» EXERCISE REQUIREMENTS
Take the records underneath and set them down exactly.

» ROWS
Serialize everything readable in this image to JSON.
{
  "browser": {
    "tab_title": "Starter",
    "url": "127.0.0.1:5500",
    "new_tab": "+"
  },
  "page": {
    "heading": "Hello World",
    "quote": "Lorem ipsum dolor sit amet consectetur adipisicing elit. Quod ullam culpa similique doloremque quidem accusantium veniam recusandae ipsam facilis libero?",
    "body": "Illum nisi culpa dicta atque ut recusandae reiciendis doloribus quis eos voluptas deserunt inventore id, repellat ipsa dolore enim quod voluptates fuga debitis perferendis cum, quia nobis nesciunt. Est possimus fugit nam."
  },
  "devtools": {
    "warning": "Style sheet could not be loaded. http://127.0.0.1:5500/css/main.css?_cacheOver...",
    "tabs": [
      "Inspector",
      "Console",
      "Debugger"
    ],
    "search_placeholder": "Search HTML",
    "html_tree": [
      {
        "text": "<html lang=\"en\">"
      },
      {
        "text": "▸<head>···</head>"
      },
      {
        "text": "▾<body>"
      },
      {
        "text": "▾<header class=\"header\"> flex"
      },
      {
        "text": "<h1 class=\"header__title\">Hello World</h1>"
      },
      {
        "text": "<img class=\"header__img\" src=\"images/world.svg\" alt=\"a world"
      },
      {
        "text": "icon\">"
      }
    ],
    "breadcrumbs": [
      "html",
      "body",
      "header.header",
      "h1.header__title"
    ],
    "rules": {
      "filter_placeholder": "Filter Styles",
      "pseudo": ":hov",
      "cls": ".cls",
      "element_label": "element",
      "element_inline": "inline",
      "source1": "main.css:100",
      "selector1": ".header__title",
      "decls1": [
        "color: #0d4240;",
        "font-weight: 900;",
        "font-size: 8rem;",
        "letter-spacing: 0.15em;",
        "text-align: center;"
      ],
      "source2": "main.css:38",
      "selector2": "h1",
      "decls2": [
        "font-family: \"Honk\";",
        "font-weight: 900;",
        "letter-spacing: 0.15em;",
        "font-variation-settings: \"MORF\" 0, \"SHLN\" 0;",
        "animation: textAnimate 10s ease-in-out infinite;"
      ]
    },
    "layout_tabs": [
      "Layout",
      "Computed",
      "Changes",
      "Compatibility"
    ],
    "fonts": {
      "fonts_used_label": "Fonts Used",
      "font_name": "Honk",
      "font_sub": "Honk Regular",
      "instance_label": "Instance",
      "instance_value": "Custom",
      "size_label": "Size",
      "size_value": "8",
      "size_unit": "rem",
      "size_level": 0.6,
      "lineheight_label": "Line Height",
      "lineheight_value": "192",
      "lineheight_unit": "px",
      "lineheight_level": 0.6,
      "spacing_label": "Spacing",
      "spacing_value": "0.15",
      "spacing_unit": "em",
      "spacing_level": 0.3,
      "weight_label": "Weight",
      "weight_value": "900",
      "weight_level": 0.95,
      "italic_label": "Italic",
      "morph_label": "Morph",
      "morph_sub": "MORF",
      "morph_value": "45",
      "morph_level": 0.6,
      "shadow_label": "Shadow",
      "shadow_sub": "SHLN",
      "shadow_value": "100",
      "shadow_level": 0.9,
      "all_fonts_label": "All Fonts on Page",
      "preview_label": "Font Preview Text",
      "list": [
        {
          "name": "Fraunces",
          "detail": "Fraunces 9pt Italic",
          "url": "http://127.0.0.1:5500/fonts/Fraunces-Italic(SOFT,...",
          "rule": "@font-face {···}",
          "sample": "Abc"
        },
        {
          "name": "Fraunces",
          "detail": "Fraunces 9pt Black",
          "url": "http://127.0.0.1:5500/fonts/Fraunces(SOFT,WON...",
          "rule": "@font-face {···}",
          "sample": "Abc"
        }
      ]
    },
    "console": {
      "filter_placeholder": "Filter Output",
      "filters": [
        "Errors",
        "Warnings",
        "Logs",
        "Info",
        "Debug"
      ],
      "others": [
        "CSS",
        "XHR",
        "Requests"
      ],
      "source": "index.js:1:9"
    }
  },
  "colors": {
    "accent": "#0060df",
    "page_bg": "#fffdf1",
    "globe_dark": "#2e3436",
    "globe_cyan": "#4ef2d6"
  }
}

» FULL ANSWER
Serialize everything readable in this image to JSON.
{
  "browser": {
    "tab_title": "Starter",
    "url": "127.0.0.1:5500",
    "new_tab": "+"
  },
  "page": {
    "heading": "Hello World",
    "quote": "Lorem ipsum dolor sit amet consectetur adipisicing elit. Quod ullam culpa similique doloremque quidem accusantium veniam recusandae ipsam facilis libero?",
    "body": "Illum nisi culpa dicta atque ut recusandae reiciendis doloribus quis eos voluptas deserunt inventore id, repellat ipsa dolore enim quod voluptates fuga debitis perferendis cum, quia nobis nesciunt. Est possimus fugit nam."
  },
  "devtools": {
    "warning": "Style sheet could not be loaded. http://127.0.0.1:5500/css/main.css?_cacheOver...",
    "tabs": [
      "Inspector",
      "Console",
      "Debugger"
    ],
    "search_placeholder": "Search HTML",
    "html_tree": [
      {
        "text": "<html lang=\"en\">"
      },
      {
        "text": "▸<head>···</head>"
      },
      {
        "text": "▾<body>"
      },
      {
        "text": "▾<header class=\"header\"> flex"
      },
      {
        "text": "<h1 class=\"header__title\">Hello World</h1>"
      },
      {
        "text": "<img class=\"header__img\" src=\"images/world.svg\" alt=\"a world"
      },
      {
        "text": "icon\">"
      }
    ],
    "breadcrumbs": [
      "html",
      "body",
      "header.header",
      "h1.header__title"
    ],
    "rules": {
      "filter_placeholder": "Filter Styles",
      "pseudo": ":hov",
      "cls": ".cls",
      "element_label": "element",
      "element_inline": "inline",
      "source1": "main.css:100",
      "selector1": ".header__title",
      "decls1": [
        "color: #0d4240;",
        "font-weight: 900;",
        "font-size: 8rem;",
        "letter-spacing: 0.15em;",
        "text-align: center;"
      ],
      "source2": "main.css:38",
      "selector2": "h1",
      "decls2": [
        "font-family: \"Honk\";",
        "font-weight: 900;",
        "letter-spacing: 0.15em;",
        "font-variation-settings: \"MORF\" 0, \"SHLN\" 0;",
        "animation: textAnimate 10s ease-in-out infinite;"
      ]
    },
    "layout_tabs": [
      "Layout",
      "Computed",
      "Changes",
      "Compatibility"
    ],
    "fonts": {
      "fonts_used_label": "Fonts Used",
      "font_name": "Honk",
      "font_sub": "Honk Regular",
      "instance_label": "Instance",
      "instance_value": "Custom",
      "size_label": "Size",
      "size_value": "8",
      "size_unit": "rem",
      "size_level": 0.6,
      "lineheight_label": "Line Height",
      "lineheight_value": "192",
      "lineheight_unit": "px",
      "lineheight_level": 0.6,
      "spacing_label": "Spacing",
      "spacing_value": "0.15",
      "spacing_unit": "em",
      "spacing_level": 0.3,
      "weight_label": "Weight",
      "weight_value": "900",
      "weight_level": 0.95,
      "italic_label": "Italic",
      "morph_label": "Morph",
      "morph_sub": "MORF",
      "morph_value": "45",
      "morph_level": 0.6,
      "shadow_label": "Shadow",
      "shadow_sub": "SHLN",
      "shadow_value": "100",
      "shadow_level": 0.9,
      "all_fonts_label": "All Fonts on Page",
      "preview_label": "Font Preview Text",
      "list": [
        {
          "name": "Fraunces",
          "detail": "Fraunces 9pt Italic",
          "url": "http://127.0.0.1:5500/fonts/Fraunces-Italic(SOFT,...",
          "rule": "@font-face {···}",
          "sample": "Abc"
        },
        {
          "name": "Fraunces",
          "detail": "Fraunces 9pt Black",
          "url": "http://127.0.0.1:5500/fonts/Fraunces(SOFT,WON...",
          "rule": "@font-face {···}",
          "sample": "Abc"
        }
      ]
    },
    "console": {
      "filter_placeholder": "Filter Output",
      "filters": [
        "Errors",
        "Warnings",
        "Logs",
        "Info",
        "Debug"
      ],
      "others": [
        "CSS",
        "XHR",
        "Requests"
      ],
      "source": "index.js:1:9"
    }
  },
  "colors": {
    "accent": "#0060df",
    "page_bg": "#fffdf1",
    "globe_dark": "#2e3436",
    "globe_cyan": "#4ef2d6"
  }
}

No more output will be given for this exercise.